> [YOUR TASK]: Every record here should be printed again exactly.

[Stored entries]
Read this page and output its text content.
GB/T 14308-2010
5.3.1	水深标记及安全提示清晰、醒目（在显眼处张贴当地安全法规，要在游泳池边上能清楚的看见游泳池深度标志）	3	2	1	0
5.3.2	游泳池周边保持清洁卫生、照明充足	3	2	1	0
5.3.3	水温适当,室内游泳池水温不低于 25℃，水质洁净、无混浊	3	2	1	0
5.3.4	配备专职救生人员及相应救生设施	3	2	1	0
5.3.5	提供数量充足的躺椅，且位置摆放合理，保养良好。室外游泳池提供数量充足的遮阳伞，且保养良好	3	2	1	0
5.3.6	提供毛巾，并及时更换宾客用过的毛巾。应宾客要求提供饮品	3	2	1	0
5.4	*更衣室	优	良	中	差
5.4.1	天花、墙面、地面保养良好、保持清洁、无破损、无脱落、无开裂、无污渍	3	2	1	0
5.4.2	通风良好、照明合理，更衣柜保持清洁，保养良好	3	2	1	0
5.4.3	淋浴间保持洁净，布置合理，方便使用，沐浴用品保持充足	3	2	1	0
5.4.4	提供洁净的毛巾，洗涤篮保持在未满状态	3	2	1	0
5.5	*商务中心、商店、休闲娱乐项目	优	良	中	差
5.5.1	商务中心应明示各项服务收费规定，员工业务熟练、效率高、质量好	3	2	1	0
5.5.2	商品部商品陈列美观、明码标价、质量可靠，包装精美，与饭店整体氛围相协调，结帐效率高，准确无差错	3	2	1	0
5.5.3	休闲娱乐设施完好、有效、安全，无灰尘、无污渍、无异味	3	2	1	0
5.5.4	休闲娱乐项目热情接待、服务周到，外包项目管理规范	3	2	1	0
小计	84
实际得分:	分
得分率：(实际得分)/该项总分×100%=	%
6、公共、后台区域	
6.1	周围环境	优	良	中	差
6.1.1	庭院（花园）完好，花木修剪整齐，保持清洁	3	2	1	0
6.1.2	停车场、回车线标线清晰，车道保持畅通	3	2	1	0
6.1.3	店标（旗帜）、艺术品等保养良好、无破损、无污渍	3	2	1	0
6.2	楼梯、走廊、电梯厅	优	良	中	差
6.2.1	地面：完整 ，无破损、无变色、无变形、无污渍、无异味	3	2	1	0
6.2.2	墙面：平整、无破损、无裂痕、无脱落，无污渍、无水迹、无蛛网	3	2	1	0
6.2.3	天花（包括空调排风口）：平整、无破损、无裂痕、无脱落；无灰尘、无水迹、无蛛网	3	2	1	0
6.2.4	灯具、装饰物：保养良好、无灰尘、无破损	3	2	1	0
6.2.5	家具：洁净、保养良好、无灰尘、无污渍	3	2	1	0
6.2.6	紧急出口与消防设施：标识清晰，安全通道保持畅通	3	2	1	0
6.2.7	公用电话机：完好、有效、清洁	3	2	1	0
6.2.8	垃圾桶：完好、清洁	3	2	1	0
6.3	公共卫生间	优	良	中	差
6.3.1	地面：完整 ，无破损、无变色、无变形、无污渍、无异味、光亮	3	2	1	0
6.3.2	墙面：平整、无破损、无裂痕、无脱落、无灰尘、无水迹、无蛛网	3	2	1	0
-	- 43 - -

> [ANSWER IN FULL]:
Read this page and output its text content.
GB/T 14308-2010
5.3.1	水深标记及安全提示清晰、醒目（在显眼处张贴当地安全法规，要在游泳池边上能清楚的看见游泳池深度标志）	3	2	1	0
5.3.2	游泳池周边保持清洁卫生、照明充足	3	2	1	0
5.3.3	水温适当,室内游泳池水温不低于 25℃，水质洁净、无混浊	3	2	1	0
5.3.4	配备专职救生人员及相应救生设施	3	2	1	0
5.3.5	提供数量充足的躺椅，且位置摆放合理，保养良好。室外游泳池提供数量充足的遮阳伞，且保养良好	3	2	1	0
5.3.6	提供毛巾，并及时更换宾客用过的毛巾。应宾客要求提供饮品	3	2	1	0
5.4	*更衣室	优	良	中	差
5.4.1	天花、墙面、地面保养良好、保持清洁、无破损、无脱落、无开裂、无污渍	3	2	1	0
5.4.2	通风良好、照明合理，更衣柜保持清洁，保养良好	3	2	1	0
5.4.3	淋浴间保持洁净，布置合理，方便使用，沐浴用品保持充足	3	2	1	0
5.4.4	提供洁净的毛巾，洗涤篮保持在未满状态	3	2	1	0
5.5	*商务中心、商店、休闲娱乐项目	优	良	中	差
5.5.1	商务中心应明示各项服务收费规定，员工业务熟练、效率高、质量好	3	2	1	0
5.5.2	商品部商品陈列美观、明码标价、质量可靠，包装精美，与饭店整体氛围相协调，结帐效率高，准确无差错	3	2	1	0
5.5.3	休闲娱乐设施完好、有效、安全，无灰尘、无污渍、无异味	3	2	1	0
5.5.4	休闲娱乐项目热情接待、服务周到，外包项目管理规范	3	2	1	0
小计	84
实际得分:	分
得分率：(实际得分)/该项总分×100%=	%
6、公共、后台区域	
6.1	周围环境	优	良	中	差
6.1.1	庭院（花园）完好，花木修剪整齐，保持清洁	3	2	1	0
6.1.2	停车场、回车线标线清晰，车道保持畅通	3	2	1	0
6.1.3	店标（旗帜）、艺术品等保养良好、无破损、无污渍	3	2	1	0
6.2	楼梯、走廊、电梯厅	优	良	中	差
6.2.1	地面：完整 ，无破损、无变色、无变形、无污渍、无异味	3	2	1	0
6.2.2	墙面：平整、无破损、无裂痕、无脱落，无污渍、无水迹、无蛛网	3	2	1	0
6.2.3	天花（包括空调排风口）：平整、无破损、无裂痕、无脱落；无灰尘、无水迹、无蛛网	3	2	1	0
6.2.4	灯具、装饰物：保养良好、无灰尘、无破损	3	2	1	0
6.2.5	家具：洁净、保养良好、无灰尘、无污渍	3	2	1	0
6.2.6	紧急出口与消防设施：标识清晰，安全通道保持畅通	3	2	1	0
6.2.7	公用电话机：完好、有效、清洁	3	2	1	0
6.2.8	垃圾桶：完好、清洁	3	2	1	0
6.3	公共卫生间	优	良	中	差
6.3.1	地面：完整 ，无破损、无变色、无变形、无污渍、无异味、光亮	3	2	1	0
6.3.2	墙面：平整、无破损、无裂痕、无脱落、无灰尘、无水迹、无蛛网	3	2	1	0
-	- 43 - -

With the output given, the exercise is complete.